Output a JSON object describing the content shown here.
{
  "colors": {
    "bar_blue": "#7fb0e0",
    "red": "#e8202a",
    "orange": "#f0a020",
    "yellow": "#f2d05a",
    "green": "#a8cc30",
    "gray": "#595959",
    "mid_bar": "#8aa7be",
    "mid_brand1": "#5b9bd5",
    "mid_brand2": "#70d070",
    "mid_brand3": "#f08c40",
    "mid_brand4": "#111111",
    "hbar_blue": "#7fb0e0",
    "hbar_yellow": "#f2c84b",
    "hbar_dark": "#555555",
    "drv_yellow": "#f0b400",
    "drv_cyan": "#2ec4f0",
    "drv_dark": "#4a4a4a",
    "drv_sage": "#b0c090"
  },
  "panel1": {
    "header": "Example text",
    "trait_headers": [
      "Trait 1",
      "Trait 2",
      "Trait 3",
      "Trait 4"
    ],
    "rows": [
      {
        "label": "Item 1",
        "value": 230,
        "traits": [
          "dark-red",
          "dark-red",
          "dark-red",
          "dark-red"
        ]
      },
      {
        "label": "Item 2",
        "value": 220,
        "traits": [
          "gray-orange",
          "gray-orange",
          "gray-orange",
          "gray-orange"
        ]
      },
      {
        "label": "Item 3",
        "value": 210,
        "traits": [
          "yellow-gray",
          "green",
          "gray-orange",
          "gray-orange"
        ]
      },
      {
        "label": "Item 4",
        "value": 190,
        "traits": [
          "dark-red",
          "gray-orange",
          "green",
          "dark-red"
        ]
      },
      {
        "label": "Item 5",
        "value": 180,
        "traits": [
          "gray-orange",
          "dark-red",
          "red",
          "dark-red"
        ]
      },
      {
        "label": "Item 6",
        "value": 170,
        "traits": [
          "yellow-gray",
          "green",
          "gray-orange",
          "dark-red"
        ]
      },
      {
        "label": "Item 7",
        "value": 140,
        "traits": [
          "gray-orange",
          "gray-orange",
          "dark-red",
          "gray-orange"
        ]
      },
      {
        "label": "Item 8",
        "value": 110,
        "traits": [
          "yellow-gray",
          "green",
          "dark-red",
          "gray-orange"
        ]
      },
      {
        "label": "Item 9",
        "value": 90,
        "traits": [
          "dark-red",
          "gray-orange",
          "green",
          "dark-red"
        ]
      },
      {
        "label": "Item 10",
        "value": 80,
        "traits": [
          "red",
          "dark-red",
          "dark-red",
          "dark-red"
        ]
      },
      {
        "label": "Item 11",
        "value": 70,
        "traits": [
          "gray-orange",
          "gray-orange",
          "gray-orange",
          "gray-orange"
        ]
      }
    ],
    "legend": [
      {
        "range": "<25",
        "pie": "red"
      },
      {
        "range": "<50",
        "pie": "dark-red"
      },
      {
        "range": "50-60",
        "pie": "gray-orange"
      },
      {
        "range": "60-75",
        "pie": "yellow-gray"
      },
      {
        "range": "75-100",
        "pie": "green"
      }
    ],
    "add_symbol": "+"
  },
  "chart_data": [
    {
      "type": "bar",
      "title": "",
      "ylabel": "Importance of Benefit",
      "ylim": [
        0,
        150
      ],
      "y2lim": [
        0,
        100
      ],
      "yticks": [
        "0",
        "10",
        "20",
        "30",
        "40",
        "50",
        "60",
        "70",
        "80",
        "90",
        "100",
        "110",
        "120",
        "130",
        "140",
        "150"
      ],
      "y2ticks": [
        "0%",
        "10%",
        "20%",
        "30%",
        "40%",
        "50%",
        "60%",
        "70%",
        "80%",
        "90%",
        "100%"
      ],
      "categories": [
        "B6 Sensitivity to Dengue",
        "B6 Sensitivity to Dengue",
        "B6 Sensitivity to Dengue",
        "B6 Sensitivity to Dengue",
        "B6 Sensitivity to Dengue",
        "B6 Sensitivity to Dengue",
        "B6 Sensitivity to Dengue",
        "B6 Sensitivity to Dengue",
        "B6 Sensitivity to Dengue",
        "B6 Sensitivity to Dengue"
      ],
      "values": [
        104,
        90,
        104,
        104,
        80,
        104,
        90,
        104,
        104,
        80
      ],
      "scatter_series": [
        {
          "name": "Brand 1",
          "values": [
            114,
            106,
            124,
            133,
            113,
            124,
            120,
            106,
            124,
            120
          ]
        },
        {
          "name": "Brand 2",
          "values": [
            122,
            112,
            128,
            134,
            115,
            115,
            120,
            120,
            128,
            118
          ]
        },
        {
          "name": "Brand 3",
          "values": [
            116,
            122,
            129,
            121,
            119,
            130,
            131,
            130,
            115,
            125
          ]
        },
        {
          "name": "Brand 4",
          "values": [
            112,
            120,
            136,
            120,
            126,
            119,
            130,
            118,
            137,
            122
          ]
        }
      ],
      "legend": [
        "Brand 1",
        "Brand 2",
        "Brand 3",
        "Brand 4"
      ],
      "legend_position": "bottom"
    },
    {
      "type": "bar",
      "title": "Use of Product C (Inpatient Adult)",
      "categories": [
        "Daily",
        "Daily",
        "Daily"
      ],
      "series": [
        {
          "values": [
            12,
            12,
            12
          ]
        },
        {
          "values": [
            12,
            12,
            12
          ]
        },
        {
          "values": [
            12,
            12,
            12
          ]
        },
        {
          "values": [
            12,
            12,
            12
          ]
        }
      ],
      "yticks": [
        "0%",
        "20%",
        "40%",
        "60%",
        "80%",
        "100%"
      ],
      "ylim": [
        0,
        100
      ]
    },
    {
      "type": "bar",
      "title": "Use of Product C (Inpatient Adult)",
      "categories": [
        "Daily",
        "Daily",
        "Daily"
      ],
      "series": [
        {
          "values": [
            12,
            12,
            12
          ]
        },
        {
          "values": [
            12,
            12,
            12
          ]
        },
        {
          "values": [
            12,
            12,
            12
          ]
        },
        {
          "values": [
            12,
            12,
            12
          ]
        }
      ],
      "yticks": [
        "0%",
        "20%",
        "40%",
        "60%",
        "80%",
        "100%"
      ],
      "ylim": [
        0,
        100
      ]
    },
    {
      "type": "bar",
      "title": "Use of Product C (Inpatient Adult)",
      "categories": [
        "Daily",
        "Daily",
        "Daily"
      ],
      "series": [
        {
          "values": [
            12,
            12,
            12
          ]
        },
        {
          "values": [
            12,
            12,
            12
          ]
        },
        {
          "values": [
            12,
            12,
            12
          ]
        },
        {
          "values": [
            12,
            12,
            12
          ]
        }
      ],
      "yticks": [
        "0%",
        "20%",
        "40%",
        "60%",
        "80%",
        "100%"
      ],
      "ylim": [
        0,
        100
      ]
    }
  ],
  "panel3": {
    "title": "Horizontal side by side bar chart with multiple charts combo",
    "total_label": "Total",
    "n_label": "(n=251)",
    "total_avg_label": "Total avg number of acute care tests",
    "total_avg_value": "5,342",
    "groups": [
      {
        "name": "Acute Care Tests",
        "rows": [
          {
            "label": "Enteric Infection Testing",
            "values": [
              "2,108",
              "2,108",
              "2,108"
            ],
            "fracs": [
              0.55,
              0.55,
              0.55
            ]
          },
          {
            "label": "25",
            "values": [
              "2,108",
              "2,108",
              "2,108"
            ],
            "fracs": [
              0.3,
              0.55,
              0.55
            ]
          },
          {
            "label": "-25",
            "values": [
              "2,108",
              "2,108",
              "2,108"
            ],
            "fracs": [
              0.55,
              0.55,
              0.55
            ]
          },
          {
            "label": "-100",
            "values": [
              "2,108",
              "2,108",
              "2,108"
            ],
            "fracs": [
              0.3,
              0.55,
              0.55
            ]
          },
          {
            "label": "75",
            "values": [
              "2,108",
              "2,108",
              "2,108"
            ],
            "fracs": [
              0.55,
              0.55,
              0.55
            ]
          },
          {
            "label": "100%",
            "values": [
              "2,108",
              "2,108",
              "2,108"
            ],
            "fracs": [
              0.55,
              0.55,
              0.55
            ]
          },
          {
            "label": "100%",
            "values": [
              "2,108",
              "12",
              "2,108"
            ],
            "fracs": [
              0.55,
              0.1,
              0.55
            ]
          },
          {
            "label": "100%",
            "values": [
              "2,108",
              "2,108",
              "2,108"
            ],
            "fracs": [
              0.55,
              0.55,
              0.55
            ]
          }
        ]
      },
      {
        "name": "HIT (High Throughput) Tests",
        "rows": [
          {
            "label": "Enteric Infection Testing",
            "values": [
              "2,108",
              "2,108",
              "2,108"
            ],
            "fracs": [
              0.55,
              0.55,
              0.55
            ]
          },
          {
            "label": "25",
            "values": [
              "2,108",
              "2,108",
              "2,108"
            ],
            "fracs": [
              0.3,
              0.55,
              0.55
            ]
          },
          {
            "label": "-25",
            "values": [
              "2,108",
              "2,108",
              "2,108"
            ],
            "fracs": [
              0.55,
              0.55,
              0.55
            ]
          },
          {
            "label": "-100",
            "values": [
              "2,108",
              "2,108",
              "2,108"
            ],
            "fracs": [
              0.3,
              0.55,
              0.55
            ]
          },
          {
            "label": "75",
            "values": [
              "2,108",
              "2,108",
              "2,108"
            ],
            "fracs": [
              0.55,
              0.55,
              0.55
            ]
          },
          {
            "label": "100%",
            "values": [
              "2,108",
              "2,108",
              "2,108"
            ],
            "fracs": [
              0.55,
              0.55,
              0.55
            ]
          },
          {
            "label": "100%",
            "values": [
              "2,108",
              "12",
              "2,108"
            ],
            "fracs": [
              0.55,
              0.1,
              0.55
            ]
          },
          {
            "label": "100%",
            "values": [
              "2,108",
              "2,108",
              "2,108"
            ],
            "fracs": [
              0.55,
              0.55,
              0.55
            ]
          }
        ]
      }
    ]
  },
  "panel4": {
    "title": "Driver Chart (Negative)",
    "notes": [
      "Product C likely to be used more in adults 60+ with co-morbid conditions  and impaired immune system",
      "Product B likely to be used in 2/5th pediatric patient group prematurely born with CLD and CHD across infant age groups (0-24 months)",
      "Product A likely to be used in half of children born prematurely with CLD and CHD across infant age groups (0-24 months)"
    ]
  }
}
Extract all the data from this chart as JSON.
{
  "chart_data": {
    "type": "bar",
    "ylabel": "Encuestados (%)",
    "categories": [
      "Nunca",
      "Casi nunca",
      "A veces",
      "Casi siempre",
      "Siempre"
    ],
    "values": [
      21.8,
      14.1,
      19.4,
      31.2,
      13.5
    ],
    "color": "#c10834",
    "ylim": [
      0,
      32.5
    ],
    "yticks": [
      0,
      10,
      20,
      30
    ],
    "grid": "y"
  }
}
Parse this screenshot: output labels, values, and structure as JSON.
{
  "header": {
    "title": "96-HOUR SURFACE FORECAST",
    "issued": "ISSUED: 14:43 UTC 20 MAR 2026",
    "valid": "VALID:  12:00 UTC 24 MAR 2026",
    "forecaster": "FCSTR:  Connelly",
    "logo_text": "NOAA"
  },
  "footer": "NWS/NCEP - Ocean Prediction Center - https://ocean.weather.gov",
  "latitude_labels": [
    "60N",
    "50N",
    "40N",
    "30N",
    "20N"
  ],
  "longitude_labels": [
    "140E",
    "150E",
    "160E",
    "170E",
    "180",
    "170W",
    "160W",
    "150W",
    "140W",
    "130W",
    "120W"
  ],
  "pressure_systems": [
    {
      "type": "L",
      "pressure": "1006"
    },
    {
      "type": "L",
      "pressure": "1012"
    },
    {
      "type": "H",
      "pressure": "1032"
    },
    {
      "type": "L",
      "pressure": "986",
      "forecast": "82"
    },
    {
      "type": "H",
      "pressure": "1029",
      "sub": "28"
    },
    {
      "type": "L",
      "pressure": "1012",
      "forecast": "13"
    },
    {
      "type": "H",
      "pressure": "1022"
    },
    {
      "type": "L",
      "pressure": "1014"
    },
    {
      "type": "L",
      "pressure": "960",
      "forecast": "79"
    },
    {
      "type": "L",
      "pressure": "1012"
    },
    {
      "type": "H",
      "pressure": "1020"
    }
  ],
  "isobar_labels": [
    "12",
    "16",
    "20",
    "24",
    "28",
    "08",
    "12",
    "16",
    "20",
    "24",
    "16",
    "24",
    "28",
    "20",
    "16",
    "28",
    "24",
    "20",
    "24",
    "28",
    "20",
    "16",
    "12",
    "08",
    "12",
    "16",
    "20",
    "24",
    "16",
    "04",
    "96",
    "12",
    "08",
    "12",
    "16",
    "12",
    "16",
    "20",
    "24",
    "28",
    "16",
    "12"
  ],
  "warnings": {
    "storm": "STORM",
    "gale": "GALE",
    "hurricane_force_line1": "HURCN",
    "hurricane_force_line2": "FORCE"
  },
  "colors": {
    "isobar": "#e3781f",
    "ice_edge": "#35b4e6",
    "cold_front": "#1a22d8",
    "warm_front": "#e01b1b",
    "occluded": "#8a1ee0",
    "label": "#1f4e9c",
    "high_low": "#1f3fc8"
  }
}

++++++++

_Exercise details_. Every line containing the string "across" must be listed.

_Solution for this problem_.
      "Product B likely to be used in 2/5th pediatric patient group prematurely born with CLD and CHD across infant age groups (0-24 months)",
      "Product A likely to be used in half of children born prematurely with CLD and CHD across infant age groups (0-24 months)"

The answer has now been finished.